Record extracts
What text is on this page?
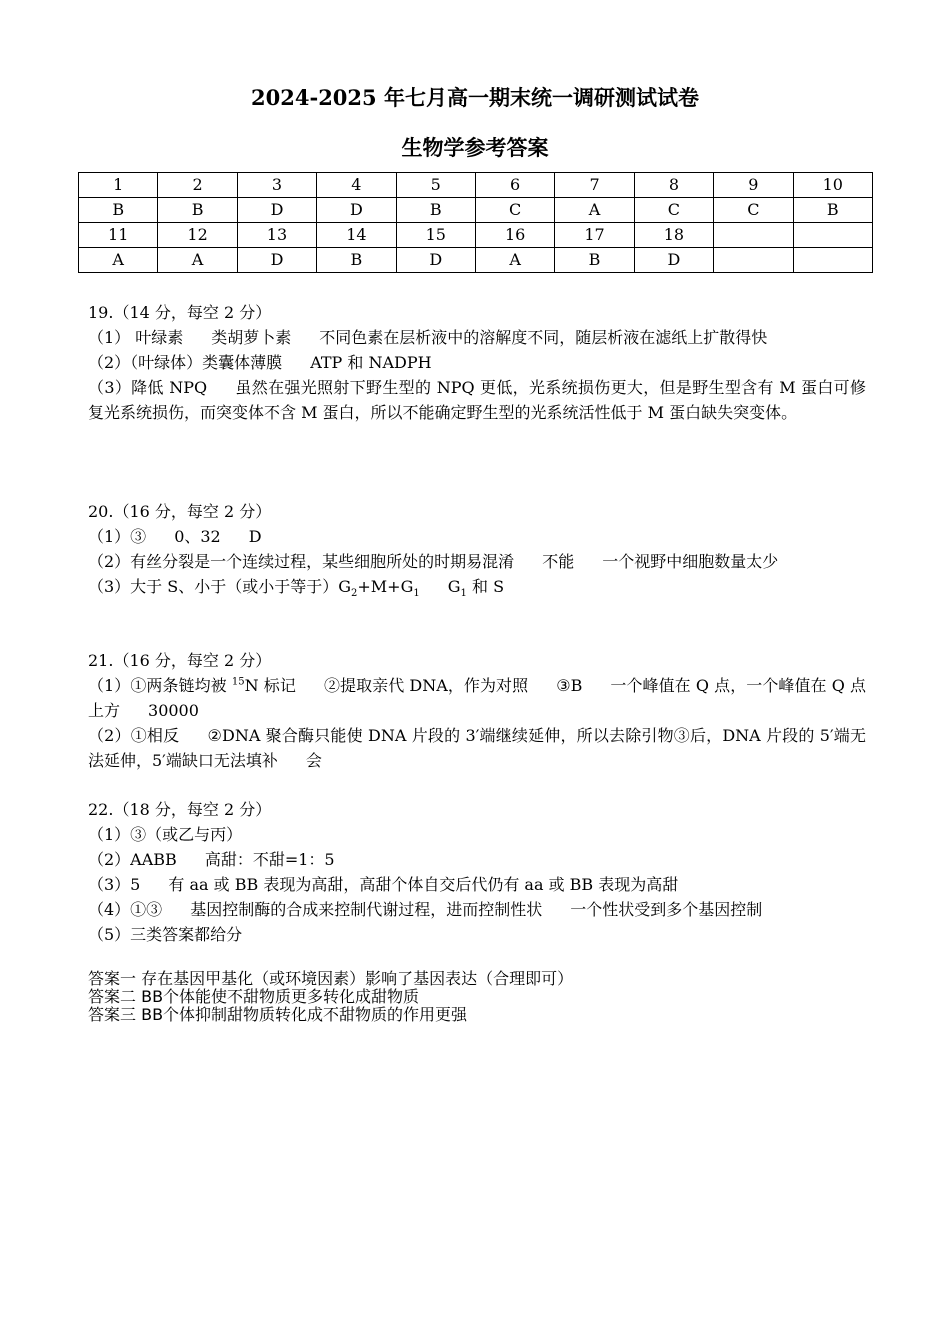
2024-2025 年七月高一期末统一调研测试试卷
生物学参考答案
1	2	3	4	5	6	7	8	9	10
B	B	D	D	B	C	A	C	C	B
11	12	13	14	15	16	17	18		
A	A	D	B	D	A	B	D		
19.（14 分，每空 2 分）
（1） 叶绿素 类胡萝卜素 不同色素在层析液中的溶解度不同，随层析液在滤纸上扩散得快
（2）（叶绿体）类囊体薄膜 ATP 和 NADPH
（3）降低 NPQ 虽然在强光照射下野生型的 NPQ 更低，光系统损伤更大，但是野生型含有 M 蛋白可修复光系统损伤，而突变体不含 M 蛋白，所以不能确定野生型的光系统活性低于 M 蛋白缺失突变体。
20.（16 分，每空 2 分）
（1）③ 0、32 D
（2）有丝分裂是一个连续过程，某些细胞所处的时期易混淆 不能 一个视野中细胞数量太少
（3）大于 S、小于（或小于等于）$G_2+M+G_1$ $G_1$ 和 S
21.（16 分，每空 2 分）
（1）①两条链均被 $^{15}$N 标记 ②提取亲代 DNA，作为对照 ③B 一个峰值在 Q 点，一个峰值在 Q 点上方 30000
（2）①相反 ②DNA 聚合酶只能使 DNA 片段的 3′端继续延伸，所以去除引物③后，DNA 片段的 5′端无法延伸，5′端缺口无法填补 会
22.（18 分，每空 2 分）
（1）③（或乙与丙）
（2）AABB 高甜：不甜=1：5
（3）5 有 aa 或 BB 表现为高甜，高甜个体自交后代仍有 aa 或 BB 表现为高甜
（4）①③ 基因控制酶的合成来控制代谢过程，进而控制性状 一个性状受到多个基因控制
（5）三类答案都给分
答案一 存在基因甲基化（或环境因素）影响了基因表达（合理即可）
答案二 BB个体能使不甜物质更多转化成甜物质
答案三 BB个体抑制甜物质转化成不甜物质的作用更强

Short task
Exact duplication of all the records is required; pictures are omitted from the copy.

Response
What text is on this page?
2024-2025 年七月高一期末统一调研测试试卷
生物学参考答案
1	2	3	4	5	6	7	8	9	10
B	B	D	D	B	C	A	C	C	B
11	12	13	14	15	16	17	18		
A	A	D	B	D	A	B	D		
19.（14 分，每空 2 分）
（1） 叶绿素 类胡萝卜素 不同色素在层析液中的溶解度不同，随层析液在滤纸上扩散得快
（2）（叶绿体）类囊体薄膜 ATP 和 NADPH
（3）降低 NPQ 虽然在强光照射下野生型的 NPQ 更低，光系统损伤更大，但是野生型含有 M 蛋白可修复光系统损伤，而突变体不含 M 蛋白，所以不能确定野生型的光系统活性低于 M 蛋白缺失突变体。
20.（16 分，每空 2 分）
（1）③ 0、32 D
（2）有丝分裂是一个连续过程，某些细胞所处的时期易混淆 不能 一个视野中细胞数量太少
（3）大于 S、小于（或小于等于）$G_2+M+G_1$ $G_1$ 和 S
21.（16 分，每空 2 分）
（1）①两条链均被 $^{15}$N 标记 ②提取亲代 DNA，作为对照 ③B 一个峰值在 Q 点，一个峰值在 Q 点上方 30000
（2）①相反 ②DNA 聚合酶只能使 DNA 片段的 3′端继续延伸，所以去除引物③后，DNA 片段的 5′端无法延伸，5′端缺口无法填补 会
22.（18 分，每空 2 分）
（1）③（或乙与丙）
（2）AABB 高甜：不甜=1：5
（3）5 有 aa 或 BB 表现为高甜，高甜个体自交后代仍有 aa 或 BB 表现为高甜
（4）①③ 基因控制酶的合成来控制代谢过程，进而控制性状 一个性状受到多个基因控制
（5）三类答案都给分
答案一 存在基因甲基化（或环境因素）影响了基因表达（合理即可）
答案二 BB个体能使不甜物质更多转化成甜物质
答案三 BB个体抑制甜物质转化成不甜物质的作用更强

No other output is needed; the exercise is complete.